[What you will do] Your task is to filter the data below down to the lines holding "School".

-------- Material for this exercise --------

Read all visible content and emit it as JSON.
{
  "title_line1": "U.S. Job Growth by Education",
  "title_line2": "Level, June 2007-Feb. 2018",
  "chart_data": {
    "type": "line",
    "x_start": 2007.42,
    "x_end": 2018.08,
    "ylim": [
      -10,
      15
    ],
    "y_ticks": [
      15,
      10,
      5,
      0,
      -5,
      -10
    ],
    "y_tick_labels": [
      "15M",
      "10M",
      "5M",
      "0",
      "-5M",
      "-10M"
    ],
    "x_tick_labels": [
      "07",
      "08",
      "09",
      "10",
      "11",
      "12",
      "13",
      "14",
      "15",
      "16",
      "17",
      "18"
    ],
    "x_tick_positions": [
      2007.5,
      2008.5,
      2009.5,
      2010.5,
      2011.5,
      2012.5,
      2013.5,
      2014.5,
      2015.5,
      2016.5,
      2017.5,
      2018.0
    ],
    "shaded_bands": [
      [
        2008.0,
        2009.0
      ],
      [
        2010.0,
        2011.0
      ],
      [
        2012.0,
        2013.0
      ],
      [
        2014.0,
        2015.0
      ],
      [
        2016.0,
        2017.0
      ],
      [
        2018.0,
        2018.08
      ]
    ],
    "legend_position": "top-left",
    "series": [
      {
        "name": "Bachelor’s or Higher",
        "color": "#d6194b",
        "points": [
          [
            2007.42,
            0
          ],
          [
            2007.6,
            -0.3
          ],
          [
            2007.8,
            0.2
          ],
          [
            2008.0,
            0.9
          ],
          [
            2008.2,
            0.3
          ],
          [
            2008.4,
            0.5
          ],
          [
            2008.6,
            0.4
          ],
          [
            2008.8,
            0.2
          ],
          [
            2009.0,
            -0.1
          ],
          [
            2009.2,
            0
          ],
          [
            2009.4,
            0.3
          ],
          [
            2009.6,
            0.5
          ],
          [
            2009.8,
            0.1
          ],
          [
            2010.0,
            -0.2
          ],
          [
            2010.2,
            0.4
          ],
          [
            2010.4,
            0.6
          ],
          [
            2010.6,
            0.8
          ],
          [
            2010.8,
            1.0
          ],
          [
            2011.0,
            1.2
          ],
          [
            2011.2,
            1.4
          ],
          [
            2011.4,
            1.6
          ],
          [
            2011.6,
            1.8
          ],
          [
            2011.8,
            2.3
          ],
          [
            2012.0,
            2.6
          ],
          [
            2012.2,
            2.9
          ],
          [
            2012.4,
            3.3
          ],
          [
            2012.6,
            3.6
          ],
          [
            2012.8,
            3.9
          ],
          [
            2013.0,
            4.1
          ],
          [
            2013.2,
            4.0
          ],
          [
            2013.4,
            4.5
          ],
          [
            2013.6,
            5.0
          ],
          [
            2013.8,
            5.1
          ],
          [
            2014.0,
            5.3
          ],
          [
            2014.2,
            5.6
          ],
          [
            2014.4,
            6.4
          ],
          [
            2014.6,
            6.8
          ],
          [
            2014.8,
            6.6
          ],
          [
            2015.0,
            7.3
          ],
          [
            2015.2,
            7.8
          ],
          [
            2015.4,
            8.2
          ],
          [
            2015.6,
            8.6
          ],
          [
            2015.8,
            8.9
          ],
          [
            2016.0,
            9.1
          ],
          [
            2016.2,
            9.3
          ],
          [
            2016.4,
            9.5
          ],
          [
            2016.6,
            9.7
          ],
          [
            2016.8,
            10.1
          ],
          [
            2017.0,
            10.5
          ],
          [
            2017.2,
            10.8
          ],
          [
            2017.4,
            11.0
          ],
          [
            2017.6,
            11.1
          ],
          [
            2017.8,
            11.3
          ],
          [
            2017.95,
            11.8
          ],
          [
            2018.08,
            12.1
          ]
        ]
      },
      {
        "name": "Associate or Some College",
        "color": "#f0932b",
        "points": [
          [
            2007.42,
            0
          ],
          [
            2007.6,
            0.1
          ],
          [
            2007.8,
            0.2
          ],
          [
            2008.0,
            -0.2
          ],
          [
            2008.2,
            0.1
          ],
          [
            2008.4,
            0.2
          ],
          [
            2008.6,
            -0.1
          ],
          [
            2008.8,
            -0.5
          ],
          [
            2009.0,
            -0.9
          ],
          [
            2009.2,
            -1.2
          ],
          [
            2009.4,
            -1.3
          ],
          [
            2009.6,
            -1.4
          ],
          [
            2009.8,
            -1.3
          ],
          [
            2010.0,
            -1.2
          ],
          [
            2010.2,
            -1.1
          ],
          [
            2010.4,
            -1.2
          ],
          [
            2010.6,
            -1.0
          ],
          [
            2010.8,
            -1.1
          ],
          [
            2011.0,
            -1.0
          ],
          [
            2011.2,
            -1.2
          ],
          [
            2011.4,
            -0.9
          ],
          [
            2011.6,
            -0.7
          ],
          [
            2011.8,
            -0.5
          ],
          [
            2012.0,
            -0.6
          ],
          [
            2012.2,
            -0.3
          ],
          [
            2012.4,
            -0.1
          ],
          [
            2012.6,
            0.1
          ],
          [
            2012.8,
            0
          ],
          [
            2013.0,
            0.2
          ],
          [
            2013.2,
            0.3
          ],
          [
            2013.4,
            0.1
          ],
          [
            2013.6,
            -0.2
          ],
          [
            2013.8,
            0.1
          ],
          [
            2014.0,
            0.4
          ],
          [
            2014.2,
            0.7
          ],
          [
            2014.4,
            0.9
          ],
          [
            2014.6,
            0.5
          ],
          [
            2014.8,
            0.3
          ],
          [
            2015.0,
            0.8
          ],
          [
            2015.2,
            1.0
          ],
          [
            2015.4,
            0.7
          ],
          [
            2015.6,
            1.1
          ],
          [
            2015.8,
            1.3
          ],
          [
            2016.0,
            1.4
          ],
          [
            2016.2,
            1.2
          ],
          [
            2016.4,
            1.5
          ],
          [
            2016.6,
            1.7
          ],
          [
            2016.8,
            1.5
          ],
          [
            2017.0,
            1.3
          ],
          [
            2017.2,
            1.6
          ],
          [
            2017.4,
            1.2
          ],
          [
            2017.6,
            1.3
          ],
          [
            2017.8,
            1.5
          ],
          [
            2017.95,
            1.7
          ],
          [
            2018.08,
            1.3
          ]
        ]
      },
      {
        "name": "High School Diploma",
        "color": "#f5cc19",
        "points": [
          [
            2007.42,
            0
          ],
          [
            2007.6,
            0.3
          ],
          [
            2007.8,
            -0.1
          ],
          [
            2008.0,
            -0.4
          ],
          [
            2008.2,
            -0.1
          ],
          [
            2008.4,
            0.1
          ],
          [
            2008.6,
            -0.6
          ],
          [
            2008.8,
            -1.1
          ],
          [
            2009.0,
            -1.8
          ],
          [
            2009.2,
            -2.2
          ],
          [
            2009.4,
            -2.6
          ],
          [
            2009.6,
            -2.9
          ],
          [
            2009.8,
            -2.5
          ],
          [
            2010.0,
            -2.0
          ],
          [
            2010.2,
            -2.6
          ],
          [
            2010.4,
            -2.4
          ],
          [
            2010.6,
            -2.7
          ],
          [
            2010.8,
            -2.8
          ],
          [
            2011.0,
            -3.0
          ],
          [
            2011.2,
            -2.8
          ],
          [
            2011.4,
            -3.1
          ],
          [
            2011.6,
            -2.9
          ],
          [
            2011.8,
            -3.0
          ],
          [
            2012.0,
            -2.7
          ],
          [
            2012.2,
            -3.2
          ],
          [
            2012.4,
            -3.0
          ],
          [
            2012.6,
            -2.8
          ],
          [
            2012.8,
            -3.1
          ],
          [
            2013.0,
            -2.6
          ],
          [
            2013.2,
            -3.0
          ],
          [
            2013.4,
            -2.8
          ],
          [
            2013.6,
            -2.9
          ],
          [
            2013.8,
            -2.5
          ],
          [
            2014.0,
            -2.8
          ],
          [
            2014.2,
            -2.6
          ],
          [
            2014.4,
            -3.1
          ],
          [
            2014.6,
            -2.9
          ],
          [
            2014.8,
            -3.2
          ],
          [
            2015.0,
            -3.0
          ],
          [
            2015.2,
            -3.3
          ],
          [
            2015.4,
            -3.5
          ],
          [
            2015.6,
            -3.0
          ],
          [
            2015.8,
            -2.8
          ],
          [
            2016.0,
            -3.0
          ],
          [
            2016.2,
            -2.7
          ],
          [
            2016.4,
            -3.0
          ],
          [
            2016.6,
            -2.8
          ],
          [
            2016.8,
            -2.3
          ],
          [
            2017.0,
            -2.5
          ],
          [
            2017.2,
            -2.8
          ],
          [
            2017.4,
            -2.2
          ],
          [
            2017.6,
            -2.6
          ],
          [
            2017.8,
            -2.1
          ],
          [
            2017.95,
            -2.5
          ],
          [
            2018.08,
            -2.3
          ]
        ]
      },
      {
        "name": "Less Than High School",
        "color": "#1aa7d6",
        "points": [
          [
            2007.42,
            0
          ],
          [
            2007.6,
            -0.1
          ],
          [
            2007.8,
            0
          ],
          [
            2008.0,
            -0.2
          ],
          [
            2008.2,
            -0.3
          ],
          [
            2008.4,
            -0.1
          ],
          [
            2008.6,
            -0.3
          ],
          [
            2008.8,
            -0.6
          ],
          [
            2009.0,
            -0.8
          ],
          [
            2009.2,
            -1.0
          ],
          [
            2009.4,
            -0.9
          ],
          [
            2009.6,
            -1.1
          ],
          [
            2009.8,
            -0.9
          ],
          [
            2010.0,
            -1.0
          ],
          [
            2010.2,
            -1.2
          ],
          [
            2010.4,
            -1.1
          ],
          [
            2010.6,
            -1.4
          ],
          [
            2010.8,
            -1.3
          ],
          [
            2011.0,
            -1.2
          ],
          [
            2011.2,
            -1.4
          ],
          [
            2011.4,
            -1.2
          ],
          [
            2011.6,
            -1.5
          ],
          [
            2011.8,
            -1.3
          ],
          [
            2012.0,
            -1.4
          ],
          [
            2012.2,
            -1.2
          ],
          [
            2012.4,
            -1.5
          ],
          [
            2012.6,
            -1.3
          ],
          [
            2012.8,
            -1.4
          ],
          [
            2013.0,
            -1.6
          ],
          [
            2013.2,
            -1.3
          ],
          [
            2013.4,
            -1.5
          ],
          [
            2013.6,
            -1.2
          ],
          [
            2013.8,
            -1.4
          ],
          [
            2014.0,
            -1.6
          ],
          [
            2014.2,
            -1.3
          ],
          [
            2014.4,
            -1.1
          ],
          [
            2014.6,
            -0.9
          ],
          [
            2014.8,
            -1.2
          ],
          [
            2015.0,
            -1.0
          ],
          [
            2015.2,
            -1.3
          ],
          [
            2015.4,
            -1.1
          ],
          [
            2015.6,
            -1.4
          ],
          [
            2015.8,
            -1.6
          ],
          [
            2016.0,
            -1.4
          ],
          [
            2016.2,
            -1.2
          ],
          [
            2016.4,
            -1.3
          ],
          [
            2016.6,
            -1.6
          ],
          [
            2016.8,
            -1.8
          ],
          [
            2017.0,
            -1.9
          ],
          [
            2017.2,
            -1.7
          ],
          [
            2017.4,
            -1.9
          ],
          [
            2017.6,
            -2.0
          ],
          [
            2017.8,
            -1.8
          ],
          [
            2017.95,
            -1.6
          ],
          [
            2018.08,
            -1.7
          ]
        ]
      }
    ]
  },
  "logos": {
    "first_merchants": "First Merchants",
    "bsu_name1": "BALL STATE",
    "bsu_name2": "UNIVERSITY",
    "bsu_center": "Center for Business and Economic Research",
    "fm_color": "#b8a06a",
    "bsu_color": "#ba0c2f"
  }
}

--------

[Exercise answer]
        "name": "High School Diploma",
        "name": "Less Than High School",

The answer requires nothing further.